Exercise directions: Return the material word for word. Do not include pictures.

Available data:
<<<<

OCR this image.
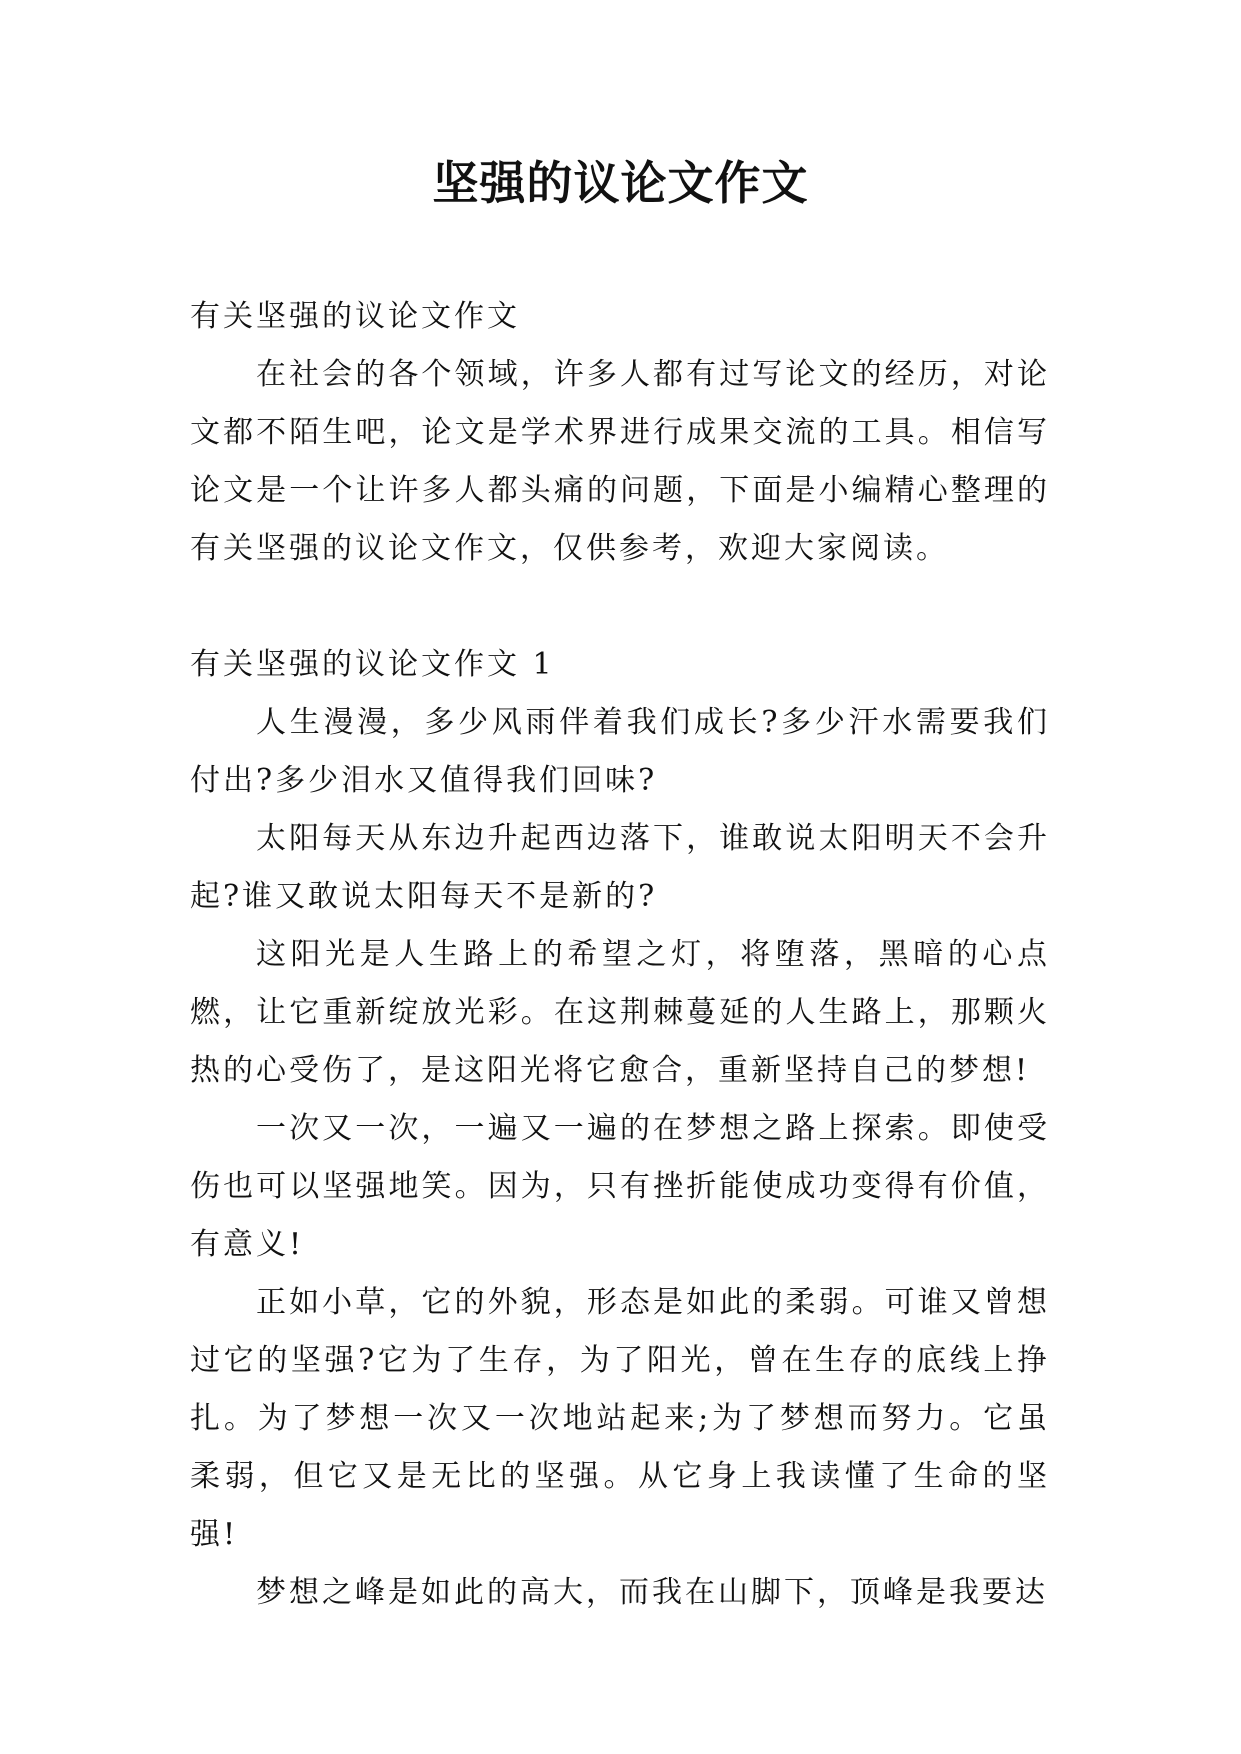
坚强的议论文作文

有关坚强的议论文作文

在社会的各个领域，许多人都有过写论文的经历，对论文都不陌生吧，论文是学术界进行成果交流的工具。相信写论文是一个让许多人都头痛的问题，下面是小编精心整理的有关坚强的议论文作文，仅供参考，欢迎大家阅读。

有关坚强的议论文作文 1

人生漫漫，多少风雨伴着我们成长?多少汗水需要我们付出?多少泪水又值得我们回味?

太阳每天从东边升起西边落下，谁敢说太阳明天不会升起?谁又敢说太阳每天不是新的?

这阳光是人生路上的希望之灯，将堕落，黑暗的心点燃，让它重新绽放光彩。在这荆棘蔓延的人生路上，那颗火热的心受伤了，是这阳光将它愈合，重新坚持自己的梦想!

一次又一次，一遍又一遍的在梦想之路上探索。即使受伤也可以坚强地笑。因为，只有挫折能使成功变得有价值，有意义!

正如小草，它的外貌，形态是如此的柔弱。可谁又曾想过它的坚强?它为了生存，为了阳光，曾在生存的底线上挣扎。为了梦想一次又一次地站起来;为了梦想而努力。它虽柔弱，但它又是无比的坚强。从它身上我读懂了生命的坚强!

梦想之峰是如此的高大，而我在山脚下，顶峰是我要达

>>>>

Written answer:
OCR this image.
坚强的议论文作文

有关坚强的议论文作文

在社会的各个领域，许多人都有过写论文的经历，对论文都不陌生吧，论文是学术界进行成果交流的工具。相信写论文是一个让许多人都头痛的问题，下面是小编精心整理的有关坚强的议论文作文，仅供参考，欢迎大家阅读。

有关坚强的议论文作文 1

人生漫漫，多少风雨伴着我们成长?多少汗水需要我们付出?多少泪水又值得我们回味?

太阳每天从东边升起西边落下，谁敢说太阳明天不会升起?谁又敢说太阳每天不是新的?

这阳光是人生路上的希望之灯，将堕落，黑暗的心点燃，让它重新绽放光彩。在这荆棘蔓延的人生路上，那颗火热的心受伤了，是这阳光将它愈合，重新坚持自己的梦想!

一次又一次，一遍又一遍的在梦想之路上探索。即使受伤也可以坚强地笑。因为，只有挫折能使成功变得有价值，有意义!

正如小草，它的外貌，形态是如此的柔弱。可谁又曾想过它的坚强?它为了生存，为了阳光，曾在生存的底线上挣扎。为了梦想一次又一次地站起来;为了梦想而努力。它虽柔弱，但它又是无比的坚强。从它身上我读懂了生命的坚强!

梦想之峰是如此的高大，而我在山脚下，顶峰是我要达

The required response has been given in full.